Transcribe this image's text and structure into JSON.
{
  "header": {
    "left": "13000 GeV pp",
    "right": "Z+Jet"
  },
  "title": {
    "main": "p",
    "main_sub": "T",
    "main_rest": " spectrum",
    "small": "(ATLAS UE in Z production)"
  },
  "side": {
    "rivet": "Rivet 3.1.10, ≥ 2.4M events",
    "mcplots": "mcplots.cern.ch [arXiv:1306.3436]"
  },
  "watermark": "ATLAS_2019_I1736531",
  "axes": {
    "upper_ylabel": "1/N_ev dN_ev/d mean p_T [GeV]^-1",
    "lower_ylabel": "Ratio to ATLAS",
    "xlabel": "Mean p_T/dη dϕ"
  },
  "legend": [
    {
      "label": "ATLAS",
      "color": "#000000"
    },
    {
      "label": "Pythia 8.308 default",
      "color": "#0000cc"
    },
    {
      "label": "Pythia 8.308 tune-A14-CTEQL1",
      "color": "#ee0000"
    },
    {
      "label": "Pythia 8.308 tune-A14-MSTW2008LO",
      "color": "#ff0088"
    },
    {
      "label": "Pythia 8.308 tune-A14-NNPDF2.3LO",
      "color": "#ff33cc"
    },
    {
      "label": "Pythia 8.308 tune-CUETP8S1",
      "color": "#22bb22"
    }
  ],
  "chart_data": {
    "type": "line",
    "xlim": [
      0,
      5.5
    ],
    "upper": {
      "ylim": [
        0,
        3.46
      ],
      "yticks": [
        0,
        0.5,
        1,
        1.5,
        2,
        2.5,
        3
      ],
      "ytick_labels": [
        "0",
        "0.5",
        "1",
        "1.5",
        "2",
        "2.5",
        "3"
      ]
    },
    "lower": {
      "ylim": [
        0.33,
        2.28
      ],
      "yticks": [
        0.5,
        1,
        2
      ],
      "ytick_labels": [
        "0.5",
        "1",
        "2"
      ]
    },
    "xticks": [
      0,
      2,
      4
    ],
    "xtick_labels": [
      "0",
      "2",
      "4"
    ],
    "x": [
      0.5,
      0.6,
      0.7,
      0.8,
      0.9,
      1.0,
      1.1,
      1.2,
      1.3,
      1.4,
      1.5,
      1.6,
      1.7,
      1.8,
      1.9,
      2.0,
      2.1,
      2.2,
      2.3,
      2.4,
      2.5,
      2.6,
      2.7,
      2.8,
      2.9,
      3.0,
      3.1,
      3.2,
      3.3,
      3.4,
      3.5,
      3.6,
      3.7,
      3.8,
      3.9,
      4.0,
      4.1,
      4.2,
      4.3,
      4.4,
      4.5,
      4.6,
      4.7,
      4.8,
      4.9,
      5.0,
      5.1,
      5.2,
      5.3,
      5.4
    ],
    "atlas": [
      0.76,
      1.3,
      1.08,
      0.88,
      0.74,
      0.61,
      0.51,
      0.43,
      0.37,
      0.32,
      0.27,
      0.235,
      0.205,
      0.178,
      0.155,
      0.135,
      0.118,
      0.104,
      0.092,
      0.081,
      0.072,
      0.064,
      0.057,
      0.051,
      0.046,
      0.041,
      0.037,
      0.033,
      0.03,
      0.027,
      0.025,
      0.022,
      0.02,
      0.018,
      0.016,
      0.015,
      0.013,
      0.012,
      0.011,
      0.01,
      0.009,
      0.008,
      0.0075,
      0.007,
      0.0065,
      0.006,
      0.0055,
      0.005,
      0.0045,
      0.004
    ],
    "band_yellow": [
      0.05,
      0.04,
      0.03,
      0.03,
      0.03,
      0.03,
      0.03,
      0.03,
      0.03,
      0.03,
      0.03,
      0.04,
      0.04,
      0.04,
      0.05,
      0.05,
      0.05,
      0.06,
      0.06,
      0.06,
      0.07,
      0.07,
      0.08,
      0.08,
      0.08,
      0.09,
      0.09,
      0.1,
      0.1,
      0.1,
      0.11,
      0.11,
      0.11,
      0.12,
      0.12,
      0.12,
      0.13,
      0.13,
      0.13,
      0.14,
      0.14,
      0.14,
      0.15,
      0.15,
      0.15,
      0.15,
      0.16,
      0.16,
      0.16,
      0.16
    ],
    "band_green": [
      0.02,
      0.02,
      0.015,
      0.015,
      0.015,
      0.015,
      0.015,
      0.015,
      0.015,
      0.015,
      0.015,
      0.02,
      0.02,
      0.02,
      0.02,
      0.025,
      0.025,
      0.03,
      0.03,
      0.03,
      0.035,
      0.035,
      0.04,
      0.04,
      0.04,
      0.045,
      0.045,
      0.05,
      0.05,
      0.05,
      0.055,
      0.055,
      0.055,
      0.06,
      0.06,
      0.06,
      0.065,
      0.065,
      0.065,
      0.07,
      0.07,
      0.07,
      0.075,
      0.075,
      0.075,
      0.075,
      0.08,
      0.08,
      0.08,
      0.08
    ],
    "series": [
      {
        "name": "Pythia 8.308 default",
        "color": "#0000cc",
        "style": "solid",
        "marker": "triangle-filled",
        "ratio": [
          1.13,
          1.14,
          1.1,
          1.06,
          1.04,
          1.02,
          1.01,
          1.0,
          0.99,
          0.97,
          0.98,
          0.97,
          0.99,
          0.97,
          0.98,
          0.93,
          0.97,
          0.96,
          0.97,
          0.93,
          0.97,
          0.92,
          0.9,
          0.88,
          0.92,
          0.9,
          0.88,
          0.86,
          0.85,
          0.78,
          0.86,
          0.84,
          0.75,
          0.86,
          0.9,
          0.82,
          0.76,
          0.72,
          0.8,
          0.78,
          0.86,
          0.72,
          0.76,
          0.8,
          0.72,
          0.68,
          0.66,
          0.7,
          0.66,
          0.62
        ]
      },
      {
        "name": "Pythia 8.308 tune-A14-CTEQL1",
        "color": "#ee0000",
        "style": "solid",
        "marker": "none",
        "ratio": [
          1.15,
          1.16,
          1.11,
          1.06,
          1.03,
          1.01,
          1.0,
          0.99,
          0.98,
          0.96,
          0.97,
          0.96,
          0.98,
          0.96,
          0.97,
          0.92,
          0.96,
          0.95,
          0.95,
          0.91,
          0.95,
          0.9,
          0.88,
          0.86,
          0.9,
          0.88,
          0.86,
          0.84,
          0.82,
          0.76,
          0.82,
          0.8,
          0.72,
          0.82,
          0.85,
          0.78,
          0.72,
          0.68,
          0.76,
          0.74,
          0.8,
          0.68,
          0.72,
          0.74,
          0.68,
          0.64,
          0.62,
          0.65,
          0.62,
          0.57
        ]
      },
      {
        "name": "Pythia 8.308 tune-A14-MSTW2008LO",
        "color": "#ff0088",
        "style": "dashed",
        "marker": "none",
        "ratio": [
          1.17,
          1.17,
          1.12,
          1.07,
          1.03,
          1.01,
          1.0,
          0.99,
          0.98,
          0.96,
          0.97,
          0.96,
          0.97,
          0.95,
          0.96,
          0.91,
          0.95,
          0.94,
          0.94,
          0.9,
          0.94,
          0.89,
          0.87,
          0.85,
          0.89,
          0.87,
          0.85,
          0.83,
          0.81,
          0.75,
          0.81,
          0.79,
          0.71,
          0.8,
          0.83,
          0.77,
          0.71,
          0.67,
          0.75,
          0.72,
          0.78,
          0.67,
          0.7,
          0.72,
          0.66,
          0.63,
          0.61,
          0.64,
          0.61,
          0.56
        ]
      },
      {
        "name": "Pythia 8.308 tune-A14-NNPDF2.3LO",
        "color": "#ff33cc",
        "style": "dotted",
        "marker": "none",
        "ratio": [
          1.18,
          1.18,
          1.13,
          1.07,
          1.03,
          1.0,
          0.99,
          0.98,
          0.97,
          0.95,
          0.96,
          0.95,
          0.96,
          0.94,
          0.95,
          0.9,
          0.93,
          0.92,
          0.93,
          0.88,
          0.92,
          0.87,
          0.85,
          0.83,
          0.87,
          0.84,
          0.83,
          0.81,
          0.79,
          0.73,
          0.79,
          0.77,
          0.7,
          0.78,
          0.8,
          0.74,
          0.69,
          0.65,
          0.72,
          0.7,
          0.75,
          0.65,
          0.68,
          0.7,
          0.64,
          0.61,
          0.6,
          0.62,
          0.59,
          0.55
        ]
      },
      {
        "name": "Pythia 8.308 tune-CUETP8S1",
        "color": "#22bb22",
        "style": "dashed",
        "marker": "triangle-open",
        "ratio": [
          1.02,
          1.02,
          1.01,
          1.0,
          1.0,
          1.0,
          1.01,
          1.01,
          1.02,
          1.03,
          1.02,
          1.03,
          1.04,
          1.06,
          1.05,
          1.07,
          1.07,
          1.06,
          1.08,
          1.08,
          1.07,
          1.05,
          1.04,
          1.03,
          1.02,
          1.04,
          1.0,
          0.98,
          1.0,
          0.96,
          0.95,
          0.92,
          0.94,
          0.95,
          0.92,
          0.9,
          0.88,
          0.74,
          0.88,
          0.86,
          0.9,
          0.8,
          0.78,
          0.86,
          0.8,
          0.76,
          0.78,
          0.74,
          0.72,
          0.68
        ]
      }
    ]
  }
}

> [Your goal] Count how many lines of the listing above include "Pythia" and report that number alone.

> [Output below] 10